Stated task
Identify every line in the records below that contains the word "post", and copy each of those lines.

==============================

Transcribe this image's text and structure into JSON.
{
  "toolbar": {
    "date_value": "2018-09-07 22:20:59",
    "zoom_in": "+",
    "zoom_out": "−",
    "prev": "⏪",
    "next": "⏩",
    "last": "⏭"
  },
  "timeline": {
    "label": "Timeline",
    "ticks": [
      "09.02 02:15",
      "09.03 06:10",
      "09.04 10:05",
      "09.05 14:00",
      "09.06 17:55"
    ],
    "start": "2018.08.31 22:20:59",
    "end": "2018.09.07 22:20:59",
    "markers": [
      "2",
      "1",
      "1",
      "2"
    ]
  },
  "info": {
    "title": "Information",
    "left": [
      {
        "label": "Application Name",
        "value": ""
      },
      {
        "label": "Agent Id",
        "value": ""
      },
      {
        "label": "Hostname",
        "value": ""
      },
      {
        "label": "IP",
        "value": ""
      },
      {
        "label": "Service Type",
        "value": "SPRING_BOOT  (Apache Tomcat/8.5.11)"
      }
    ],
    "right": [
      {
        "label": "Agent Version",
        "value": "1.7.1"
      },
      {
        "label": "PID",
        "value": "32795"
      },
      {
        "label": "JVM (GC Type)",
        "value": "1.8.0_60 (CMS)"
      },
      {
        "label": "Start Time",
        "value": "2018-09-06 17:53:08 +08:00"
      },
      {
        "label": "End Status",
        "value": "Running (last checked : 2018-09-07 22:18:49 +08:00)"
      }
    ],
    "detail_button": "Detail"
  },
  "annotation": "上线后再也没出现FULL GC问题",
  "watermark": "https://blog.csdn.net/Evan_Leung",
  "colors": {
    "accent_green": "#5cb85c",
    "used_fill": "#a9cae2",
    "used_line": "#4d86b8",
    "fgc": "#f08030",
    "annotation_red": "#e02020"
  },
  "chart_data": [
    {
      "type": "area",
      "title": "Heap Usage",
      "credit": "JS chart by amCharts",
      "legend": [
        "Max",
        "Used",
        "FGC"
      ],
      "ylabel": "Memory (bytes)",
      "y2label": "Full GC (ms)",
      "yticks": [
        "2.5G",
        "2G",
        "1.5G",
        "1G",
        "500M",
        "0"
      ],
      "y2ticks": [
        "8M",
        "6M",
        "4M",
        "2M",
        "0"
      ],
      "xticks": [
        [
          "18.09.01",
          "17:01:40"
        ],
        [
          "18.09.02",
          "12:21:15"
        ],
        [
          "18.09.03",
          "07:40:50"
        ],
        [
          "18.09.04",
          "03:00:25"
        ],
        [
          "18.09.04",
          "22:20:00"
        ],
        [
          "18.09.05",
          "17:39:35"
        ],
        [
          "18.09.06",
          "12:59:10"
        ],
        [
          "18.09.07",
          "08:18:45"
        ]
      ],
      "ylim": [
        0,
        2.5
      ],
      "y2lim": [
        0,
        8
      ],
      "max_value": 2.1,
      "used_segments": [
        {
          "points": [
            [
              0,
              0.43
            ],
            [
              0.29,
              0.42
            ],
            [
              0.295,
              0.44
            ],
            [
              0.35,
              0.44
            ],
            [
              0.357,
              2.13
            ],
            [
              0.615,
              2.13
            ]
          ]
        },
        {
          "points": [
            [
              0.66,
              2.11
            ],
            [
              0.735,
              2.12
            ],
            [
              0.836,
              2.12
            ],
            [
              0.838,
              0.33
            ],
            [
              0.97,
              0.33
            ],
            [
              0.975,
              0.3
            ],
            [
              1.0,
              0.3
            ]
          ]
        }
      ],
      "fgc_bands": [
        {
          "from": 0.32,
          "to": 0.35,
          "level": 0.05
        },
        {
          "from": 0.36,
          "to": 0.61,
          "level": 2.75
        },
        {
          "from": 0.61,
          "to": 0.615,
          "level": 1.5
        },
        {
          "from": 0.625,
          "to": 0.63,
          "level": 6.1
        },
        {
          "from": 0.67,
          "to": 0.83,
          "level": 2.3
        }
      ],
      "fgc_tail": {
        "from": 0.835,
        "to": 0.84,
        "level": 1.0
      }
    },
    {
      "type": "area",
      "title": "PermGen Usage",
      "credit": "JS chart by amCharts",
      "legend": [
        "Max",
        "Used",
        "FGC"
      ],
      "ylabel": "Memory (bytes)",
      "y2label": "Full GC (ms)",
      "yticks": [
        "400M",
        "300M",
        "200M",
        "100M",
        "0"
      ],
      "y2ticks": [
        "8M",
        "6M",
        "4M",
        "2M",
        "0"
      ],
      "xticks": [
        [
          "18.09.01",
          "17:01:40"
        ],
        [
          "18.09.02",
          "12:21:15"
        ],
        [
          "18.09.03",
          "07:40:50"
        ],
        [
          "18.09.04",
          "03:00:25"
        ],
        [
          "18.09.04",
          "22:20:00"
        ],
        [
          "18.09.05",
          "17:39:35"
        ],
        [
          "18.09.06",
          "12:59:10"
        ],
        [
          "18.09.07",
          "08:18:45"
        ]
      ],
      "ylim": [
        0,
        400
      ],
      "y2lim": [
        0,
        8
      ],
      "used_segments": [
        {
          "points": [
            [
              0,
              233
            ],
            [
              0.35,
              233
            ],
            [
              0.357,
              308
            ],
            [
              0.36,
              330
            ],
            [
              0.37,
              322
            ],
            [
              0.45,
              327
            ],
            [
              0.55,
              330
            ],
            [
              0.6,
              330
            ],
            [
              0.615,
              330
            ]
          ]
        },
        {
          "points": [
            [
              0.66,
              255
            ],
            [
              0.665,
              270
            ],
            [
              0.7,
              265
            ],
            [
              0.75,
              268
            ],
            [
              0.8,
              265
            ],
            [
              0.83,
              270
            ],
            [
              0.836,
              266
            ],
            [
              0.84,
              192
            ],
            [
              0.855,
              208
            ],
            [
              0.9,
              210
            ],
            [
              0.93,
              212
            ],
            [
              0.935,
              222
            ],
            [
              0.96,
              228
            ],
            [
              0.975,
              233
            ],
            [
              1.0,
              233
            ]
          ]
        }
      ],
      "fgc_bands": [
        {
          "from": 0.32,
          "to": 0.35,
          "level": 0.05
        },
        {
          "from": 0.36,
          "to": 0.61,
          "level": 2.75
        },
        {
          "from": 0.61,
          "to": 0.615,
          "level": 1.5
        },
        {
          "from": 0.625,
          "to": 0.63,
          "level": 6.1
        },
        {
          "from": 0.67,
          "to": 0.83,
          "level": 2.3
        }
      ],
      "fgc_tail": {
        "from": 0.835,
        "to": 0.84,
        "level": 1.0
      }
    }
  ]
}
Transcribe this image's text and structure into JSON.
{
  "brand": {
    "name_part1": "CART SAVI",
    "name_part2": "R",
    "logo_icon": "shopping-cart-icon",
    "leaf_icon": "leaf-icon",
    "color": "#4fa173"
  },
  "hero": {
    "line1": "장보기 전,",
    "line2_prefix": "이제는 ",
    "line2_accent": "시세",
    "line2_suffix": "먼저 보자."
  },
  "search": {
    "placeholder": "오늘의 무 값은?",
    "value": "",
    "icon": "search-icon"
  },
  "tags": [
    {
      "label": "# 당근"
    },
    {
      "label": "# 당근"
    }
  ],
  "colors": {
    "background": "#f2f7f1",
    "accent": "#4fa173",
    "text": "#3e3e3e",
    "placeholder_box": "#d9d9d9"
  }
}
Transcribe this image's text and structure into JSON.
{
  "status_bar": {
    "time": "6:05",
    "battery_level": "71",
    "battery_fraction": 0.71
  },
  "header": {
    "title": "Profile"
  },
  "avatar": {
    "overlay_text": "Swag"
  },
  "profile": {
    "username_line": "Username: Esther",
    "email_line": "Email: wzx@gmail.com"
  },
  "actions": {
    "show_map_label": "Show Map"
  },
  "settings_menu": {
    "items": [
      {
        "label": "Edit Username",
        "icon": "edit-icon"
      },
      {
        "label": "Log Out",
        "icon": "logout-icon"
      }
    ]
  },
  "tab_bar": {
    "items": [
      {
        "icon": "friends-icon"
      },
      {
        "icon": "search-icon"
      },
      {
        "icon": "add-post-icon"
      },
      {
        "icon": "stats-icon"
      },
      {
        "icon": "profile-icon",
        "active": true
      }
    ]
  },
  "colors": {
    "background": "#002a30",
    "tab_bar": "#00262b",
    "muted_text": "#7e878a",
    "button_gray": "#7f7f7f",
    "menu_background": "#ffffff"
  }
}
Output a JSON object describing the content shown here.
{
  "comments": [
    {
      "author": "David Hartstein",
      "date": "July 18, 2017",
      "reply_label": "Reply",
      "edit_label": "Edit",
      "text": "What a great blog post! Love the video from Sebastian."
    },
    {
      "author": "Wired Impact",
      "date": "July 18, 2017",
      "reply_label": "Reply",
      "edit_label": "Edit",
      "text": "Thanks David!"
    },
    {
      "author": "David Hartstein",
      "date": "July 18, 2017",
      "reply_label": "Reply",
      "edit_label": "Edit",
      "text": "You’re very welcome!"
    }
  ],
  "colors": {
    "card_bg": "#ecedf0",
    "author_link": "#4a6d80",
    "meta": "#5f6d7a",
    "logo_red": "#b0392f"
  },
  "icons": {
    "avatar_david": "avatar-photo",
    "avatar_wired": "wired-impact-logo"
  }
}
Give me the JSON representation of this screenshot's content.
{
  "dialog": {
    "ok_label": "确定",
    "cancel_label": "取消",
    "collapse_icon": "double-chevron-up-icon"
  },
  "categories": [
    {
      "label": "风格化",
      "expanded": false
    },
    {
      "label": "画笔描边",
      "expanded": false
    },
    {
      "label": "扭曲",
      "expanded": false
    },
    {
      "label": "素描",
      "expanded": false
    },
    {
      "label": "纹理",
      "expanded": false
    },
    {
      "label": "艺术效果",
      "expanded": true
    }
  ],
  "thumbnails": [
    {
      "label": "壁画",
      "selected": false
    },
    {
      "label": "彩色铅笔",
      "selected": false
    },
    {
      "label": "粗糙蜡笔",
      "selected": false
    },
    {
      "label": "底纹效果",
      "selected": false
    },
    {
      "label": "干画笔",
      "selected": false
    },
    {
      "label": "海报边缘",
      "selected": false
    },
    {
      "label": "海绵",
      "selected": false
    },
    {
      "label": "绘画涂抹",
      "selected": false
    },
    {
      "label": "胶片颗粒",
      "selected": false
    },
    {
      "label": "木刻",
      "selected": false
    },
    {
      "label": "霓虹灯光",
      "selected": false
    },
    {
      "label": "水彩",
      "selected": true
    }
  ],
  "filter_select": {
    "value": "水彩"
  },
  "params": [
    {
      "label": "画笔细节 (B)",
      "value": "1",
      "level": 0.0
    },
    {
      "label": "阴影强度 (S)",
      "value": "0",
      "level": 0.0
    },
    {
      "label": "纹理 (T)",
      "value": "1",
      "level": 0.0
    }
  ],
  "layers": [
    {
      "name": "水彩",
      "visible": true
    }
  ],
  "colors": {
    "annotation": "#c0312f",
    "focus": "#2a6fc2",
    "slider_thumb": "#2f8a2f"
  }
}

==============================

Final result
        "icon": "add-post-icon"
      "text": "What a great blog post! Love the video from Sebastian."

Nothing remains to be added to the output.